Exercise description:
Each of the entries should be retyped precisely as it appears.

Material supplied:
-- Begin --

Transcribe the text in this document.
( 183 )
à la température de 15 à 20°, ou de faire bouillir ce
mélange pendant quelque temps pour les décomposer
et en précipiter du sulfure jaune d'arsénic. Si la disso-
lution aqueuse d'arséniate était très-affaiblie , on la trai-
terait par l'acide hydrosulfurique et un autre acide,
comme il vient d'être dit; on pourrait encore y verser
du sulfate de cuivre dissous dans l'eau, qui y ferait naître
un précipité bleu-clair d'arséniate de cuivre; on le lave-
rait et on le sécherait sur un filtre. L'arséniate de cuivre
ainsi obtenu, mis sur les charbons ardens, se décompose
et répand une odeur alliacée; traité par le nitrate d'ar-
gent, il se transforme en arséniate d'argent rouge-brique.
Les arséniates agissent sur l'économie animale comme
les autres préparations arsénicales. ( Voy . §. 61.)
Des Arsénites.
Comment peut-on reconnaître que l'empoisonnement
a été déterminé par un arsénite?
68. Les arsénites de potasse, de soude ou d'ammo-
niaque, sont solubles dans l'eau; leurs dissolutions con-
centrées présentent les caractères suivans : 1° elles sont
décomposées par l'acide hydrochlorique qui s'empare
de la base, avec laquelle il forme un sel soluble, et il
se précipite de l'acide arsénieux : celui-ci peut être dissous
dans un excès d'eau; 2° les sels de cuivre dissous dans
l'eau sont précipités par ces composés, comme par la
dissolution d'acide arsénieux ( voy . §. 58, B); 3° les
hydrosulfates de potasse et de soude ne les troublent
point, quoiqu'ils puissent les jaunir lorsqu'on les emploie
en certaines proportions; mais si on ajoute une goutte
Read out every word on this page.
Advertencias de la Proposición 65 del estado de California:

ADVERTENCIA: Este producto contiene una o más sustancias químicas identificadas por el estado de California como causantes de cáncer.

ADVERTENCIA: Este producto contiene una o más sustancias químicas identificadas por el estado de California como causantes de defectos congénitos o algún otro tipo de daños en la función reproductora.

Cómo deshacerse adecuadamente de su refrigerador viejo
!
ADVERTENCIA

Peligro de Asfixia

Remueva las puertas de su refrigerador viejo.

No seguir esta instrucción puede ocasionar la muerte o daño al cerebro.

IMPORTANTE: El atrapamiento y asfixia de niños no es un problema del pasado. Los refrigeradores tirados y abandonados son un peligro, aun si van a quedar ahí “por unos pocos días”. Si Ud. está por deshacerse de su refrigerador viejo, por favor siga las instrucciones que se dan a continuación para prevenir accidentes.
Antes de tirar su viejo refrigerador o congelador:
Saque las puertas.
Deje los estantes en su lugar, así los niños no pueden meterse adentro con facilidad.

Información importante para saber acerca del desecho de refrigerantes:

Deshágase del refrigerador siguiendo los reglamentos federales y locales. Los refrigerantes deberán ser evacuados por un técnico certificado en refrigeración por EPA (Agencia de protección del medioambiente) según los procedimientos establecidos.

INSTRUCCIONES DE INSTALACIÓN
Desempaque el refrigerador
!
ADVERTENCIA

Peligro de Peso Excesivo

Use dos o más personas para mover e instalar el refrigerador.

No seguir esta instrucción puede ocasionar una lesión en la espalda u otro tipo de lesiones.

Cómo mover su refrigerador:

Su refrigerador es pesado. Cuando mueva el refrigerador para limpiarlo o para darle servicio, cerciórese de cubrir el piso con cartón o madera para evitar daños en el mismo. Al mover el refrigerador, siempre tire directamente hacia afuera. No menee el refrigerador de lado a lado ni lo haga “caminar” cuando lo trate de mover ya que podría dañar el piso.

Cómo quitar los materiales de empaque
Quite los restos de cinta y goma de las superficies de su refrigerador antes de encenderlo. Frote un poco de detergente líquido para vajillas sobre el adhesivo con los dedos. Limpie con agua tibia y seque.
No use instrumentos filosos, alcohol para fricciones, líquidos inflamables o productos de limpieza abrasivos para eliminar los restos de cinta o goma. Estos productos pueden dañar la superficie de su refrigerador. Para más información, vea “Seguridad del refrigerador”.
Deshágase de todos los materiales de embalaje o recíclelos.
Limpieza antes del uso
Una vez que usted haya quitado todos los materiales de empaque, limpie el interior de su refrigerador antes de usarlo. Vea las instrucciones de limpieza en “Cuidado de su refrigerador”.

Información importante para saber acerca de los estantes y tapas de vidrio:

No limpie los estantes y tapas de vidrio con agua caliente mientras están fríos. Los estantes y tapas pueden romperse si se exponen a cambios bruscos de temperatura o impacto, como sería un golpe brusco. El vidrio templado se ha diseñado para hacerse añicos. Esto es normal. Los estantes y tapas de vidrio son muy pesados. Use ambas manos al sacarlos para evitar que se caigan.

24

-- End --

Correct result:
Transcribe the text in this document.
( 183 )
à la température de 15 à 20°, ou de faire bouillir ce
mélange pendant quelque temps pour les décomposer
et en précipiter du sulfure jaune d'arsénic. Si la disso-
lution aqueuse d'arséniate était très-affaiblie , on la trai-
terait par l'acide hydrosulfurique et un autre acide,
comme il vient d'être dit; on pourrait encore y verser
du sulfate de cuivre dissous dans l'eau, qui y ferait naître
un précipité bleu-clair d'arséniate de cuivre; on le lave-
rait et on le sécherait sur un filtre. L'arséniate de cuivre
ainsi obtenu, mis sur les charbons ardens, se décompose
et répand une odeur alliacée; traité par le nitrate d'ar-
gent, il se transforme en arséniate d'argent rouge-brique.
Les arséniates agissent sur l'économie animale comme
les autres préparations arsénicales. ( Voy . §. 61.)
Des Arsénites.
Comment peut-on reconnaître que l'empoisonnement
a été déterminé par un arsénite?
68. Les arsénites de potasse, de soude ou d'ammo-
niaque, sont solubles dans l'eau; leurs dissolutions con-
centrées présentent les caractères suivans : 1° elles sont
décomposées par l'acide hydrochlorique qui s'empare
de la base, avec laquelle il forme un sel soluble, et il
se précipite de l'acide arsénieux : celui-ci peut être dissous
dans un excès d'eau; 2° les sels de cuivre dissous dans
l'eau sont précipités par ces composés, comme par la
dissolution d'acide arsénieux ( voy . §. 58, B); 3° les
hydrosulfates de potasse et de soude ne les troublent
point, quoiqu'ils puissent les jaunir lorsqu'on les emploie
en certaines proportions; mais si on ajoute une goutte
Read out every word on this page.
Advertencias de la Proposición 65 del estado de California:

ADVERTENCIA: Este producto contiene una o más sustancias químicas identificadas por el estado de California como causantes de cáncer.

ADVERTENCIA: Este producto contiene una o más sustancias químicas identificadas por el estado de California como causantes de defectos congénitos o algún otro tipo de daños en la función reproductora.

Cómo deshacerse adecuadamente de su refrigerador viejo
!
ADVERTENCIA

Peligro de Asfixia

Remueva las puertas de su refrigerador viejo.

No seguir esta instrucción puede ocasionar la muerte o daño al cerebro.

IMPORTANTE: El atrapamiento y asfixia de niños no es un problema del pasado. Los refrigeradores tirados y abandonados son un peligro, aun si van a quedar ahí “por unos pocos días”. Si Ud. está por deshacerse de su refrigerador viejo, por favor siga las instrucciones que se dan a continuación para prevenir accidentes.
Antes de tirar su viejo refrigerador o congelador:
Saque las puertas.
Deje los estantes en su lugar, así los niños no pueden meterse adentro con facilidad.

Información importante para saber acerca del desecho de refrigerantes:

Deshágase del refrigerador siguiendo los reglamentos federales y locales. Los refrigerantes deberán ser evacuados por un técnico certificado en refrigeración por EPA (Agencia de protección del medioambiente) según los procedimientos establecidos.

INSTRUCCIONES DE INSTALACIÓN
Desempaque el refrigerador
!
ADVERTENCIA

Peligro de Peso Excesivo

Use dos o más personas para mover e instalar el refrigerador.

No seguir esta instrucción puede ocasionar una lesión en la espalda u otro tipo de lesiones.

Cómo mover su refrigerador:

Su refrigerador es pesado. Cuando mueva el refrigerador para limpiarlo o para darle servicio, cerciórese de cubrir el piso con cartón o madera para evitar daños en el mismo. Al mover el refrigerador, siempre tire directamente hacia afuera. No menee el refrigerador de lado a lado ni lo haga “caminar” cuando lo trate de mover ya que podría dañar el piso.

Cómo quitar los materiales de empaque
Quite los restos de cinta y goma de las superficies de su refrigerador antes de encenderlo. Frote un poco de detergente líquido para vajillas sobre el adhesivo con los dedos. Limpie con agua tibia y seque.
No use instrumentos filosos, alcohol para fricciones, líquidos inflamables o productos de limpieza abrasivos para eliminar los restos de cinta o goma. Estos productos pueden dañar la superficie de su refrigerador. Para más información, vea “Seguridad del refrigerador”.
Deshágase de todos los materiales de embalaje o recíclelos.
Limpieza antes del uso
Una vez que usted haya quitado todos los materiales de empaque, limpie el interior de su refrigerador antes de usarlo. Vea las instrucciones de limpieza en “Cuidado de su refrigerador”.

Información importante para saber acerca de los estantes y tapas de vidrio:

No limpie los estantes y tapas de vidrio con agua caliente mientras están fríos. Los estantes y tapas pueden romperse si se exponen a cambios bruscos de temperatura o impacto, como sería un golpe brusco. El vidrio templado se ha diseñado para hacerse añicos. Esto es normal. Los estantes y tapas de vidrio son muy pesados. Use ambas manos al sacarlos para evitar que se caigan.

24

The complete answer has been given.